··· THE RECORDS ···

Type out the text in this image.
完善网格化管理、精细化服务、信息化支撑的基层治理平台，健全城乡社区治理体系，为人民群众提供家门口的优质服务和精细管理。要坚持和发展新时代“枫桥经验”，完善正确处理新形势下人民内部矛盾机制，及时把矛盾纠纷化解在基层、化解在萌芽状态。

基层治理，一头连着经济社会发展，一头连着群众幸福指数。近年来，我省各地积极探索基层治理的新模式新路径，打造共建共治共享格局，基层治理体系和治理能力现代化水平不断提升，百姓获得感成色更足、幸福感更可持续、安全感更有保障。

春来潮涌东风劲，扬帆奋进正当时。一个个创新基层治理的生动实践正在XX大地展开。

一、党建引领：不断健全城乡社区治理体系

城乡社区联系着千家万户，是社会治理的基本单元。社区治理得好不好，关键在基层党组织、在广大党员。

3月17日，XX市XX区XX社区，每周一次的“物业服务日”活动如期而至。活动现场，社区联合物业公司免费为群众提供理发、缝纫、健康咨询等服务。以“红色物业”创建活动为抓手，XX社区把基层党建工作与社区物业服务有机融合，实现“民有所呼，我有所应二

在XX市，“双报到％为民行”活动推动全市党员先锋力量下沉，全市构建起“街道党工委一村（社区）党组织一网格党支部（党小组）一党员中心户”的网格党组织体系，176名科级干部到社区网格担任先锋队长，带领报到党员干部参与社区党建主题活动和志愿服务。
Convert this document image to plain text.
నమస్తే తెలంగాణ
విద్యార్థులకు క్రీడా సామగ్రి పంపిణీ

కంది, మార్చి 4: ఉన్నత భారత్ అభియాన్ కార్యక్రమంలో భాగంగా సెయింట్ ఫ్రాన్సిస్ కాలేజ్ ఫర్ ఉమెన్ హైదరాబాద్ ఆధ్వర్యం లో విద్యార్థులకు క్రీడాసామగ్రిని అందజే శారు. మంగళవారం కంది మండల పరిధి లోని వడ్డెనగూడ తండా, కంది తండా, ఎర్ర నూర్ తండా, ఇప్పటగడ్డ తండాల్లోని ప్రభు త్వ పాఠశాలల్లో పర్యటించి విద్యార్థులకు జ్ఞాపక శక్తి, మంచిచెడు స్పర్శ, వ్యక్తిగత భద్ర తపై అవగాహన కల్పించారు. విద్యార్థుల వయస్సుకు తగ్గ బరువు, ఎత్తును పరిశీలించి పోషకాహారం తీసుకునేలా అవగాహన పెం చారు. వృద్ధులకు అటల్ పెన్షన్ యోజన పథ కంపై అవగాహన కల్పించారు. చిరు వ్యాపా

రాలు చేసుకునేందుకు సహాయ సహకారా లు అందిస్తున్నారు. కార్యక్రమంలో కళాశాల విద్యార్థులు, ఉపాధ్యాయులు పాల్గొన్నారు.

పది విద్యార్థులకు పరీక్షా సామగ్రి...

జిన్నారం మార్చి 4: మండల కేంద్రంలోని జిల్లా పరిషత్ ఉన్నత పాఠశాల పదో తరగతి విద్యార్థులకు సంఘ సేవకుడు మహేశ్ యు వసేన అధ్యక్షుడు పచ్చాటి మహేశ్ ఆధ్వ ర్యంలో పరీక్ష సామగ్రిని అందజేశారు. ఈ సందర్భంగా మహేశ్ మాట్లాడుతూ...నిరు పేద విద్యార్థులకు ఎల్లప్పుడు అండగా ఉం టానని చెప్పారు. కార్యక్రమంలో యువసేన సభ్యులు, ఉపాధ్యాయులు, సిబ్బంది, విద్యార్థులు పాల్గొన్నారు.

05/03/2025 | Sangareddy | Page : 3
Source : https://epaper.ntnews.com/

···
··· THE RECORDS ···

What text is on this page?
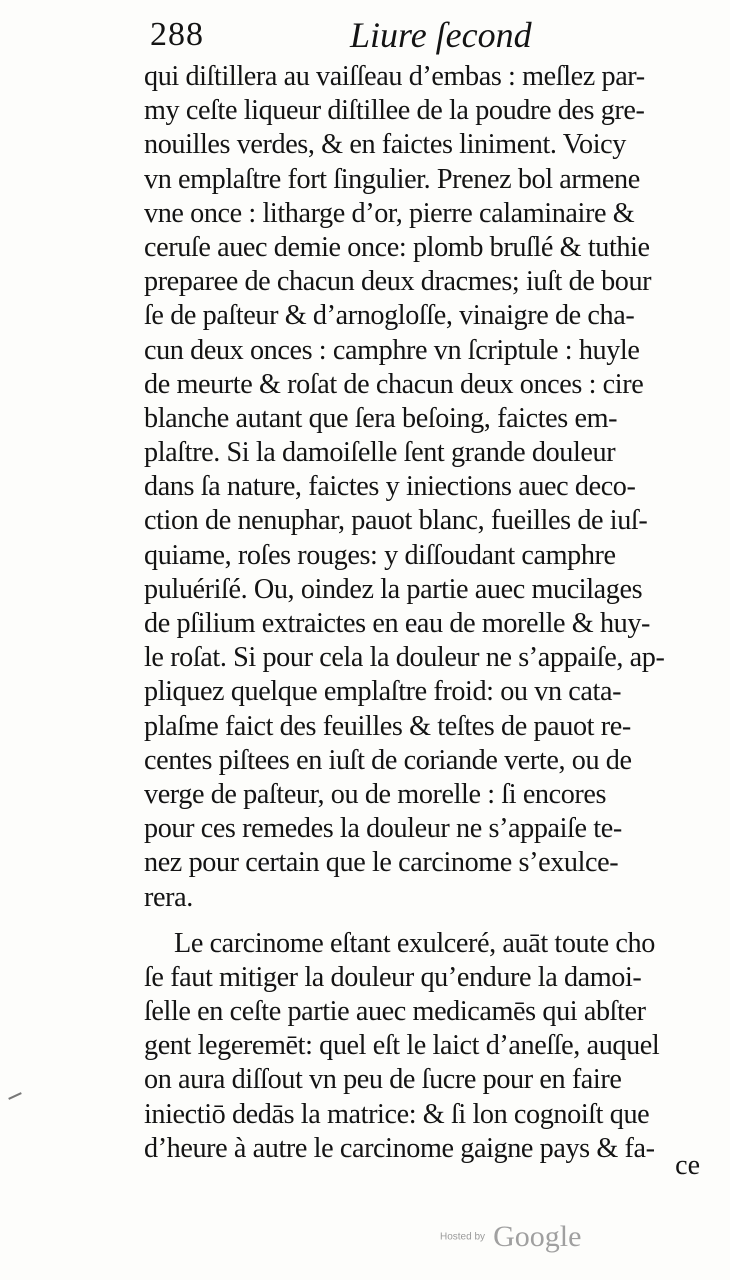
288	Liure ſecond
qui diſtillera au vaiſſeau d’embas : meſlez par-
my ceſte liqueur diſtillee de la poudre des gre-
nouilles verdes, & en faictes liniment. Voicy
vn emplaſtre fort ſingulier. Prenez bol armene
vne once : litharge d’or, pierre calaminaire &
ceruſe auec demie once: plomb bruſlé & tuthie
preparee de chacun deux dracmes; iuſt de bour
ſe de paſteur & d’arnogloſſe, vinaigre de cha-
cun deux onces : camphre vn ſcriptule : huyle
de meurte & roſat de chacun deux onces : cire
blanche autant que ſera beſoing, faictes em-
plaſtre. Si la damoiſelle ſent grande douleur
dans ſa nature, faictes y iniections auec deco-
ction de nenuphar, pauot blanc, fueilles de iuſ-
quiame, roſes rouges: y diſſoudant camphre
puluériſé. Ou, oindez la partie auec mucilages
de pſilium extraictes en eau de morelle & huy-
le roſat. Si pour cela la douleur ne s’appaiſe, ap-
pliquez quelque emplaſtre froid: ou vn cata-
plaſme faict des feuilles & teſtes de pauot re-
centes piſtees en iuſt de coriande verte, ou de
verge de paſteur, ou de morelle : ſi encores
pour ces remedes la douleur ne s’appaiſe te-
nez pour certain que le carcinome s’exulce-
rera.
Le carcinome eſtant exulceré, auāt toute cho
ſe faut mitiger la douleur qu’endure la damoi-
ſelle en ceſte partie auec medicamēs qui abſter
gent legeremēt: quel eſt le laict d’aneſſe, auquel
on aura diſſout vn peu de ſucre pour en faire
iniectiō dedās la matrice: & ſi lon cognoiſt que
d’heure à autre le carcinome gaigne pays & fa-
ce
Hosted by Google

···

#### STATED EXERCISE:
Looking at the data above, show all lines where the word "deux" occurs.

#### FULL RESPONSE:
preparee de chacun deux dracmes; iuſt de bour
cun deux onces : camphre vn ſcriptule : huyle
de meurte & roſat de chacun deux onces : cire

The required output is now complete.